* The task *
Write the count of lines that contain the word "formes" and nothing else.

* Information given *

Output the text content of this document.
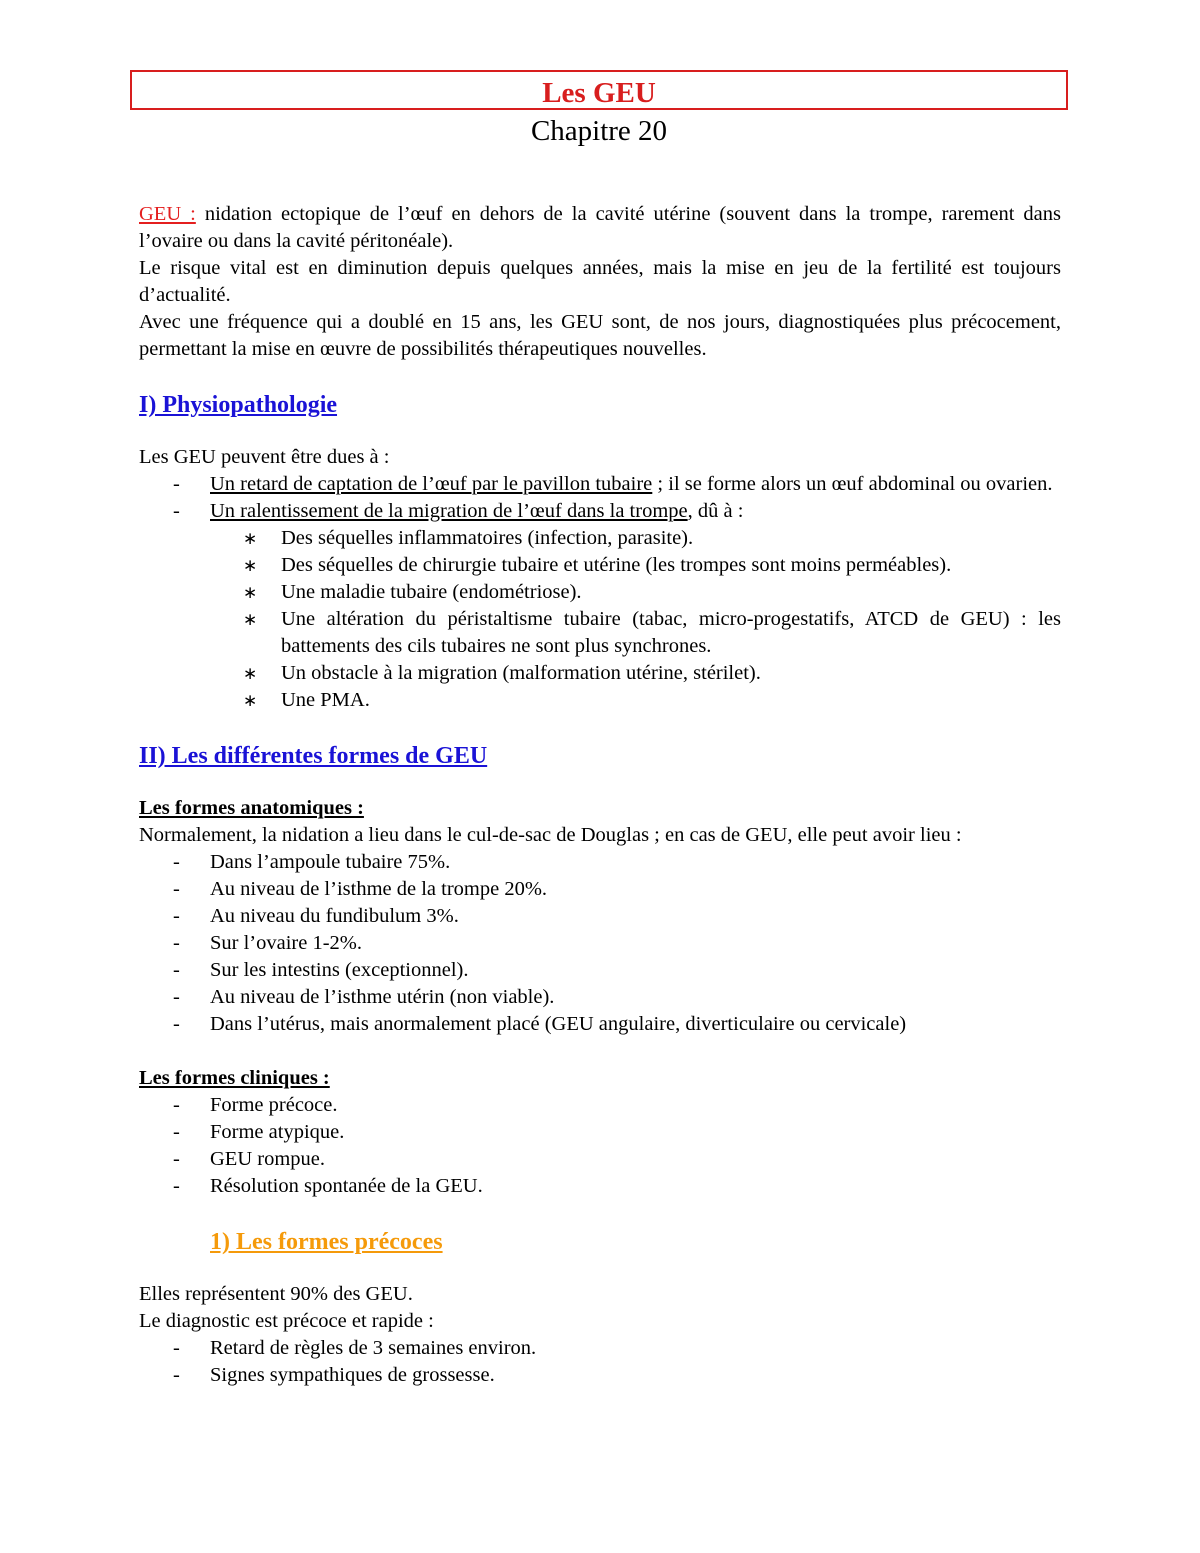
Les GEU
Chapitre 20

GEU : nidation ectopique de l’œuf en dehors de la cavité utérine (souvent dans la trompe, rarement dans l’ovaire ou dans la cavité péritonéale).

Le risque vital est en diminution depuis quelques années, mais la mise en jeu de la fertilité est toujours d’actualité.

Avec une fréquence qui a doublé en 15 ans, les GEU sont, de nos jours, diagnostiquées plus précocement, permettant la mise en œuvre de possibilités thérapeutiques nouvelles.

I) Physiopathologie

Les GEU peuvent être dues à :

- Un retard de captation de l’œuf par le pavillon tubaire ; il se forme alors un œuf abdominal ou ovarien.
- Un ralentissement de la migration de l’œuf dans la trompe, dû à :
∗ Des séquelles inflammatoires (infection, parasite).
∗ Des séquelles de chirurgie tubaire et utérine (les trompes sont moins perméables).
∗ Une maladie tubaire (endométriose).
∗ Une altération du péristaltisme tubaire (tabac, micro-progestatifs, ATCD de GEU) : les battements des cils tubaires ne sont plus synchrones.
∗ Un obstacle à la migration (malformation utérine, stérilet).
∗ Une PMA.

II) Les différentes formes de GEU

Les formes anatomiques :

Normalement, la nidation a lieu dans le cul-de-sac de Douglas ; en cas de GEU, elle peut avoir lieu :

- Dans l’ampoule tubaire 75%.
- Au niveau de l’isthme de la trompe 20%.
- Au niveau du fundibulum 3%.
- Sur l’ovaire 1-2%.
- Sur les intestins (exceptionnel).
- Au niveau de l’isthme utérin (non viable).
- Dans l’utérus, mais anormalement placé (GEU angulaire, diverticulaire ou cervicale)

Les formes cliniques :

- Forme précoce.
- Forme atypique.
- GEU rompue.
- Résolution spontanée de la GEU.

1) Les formes précoces

Elles représentent 90% des GEU.

Le diagnostic est précoce et rapide :

- Retard de règles de 3 semaines environ.
- Signes sympathiques de grossesse.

* Exercise answer *
4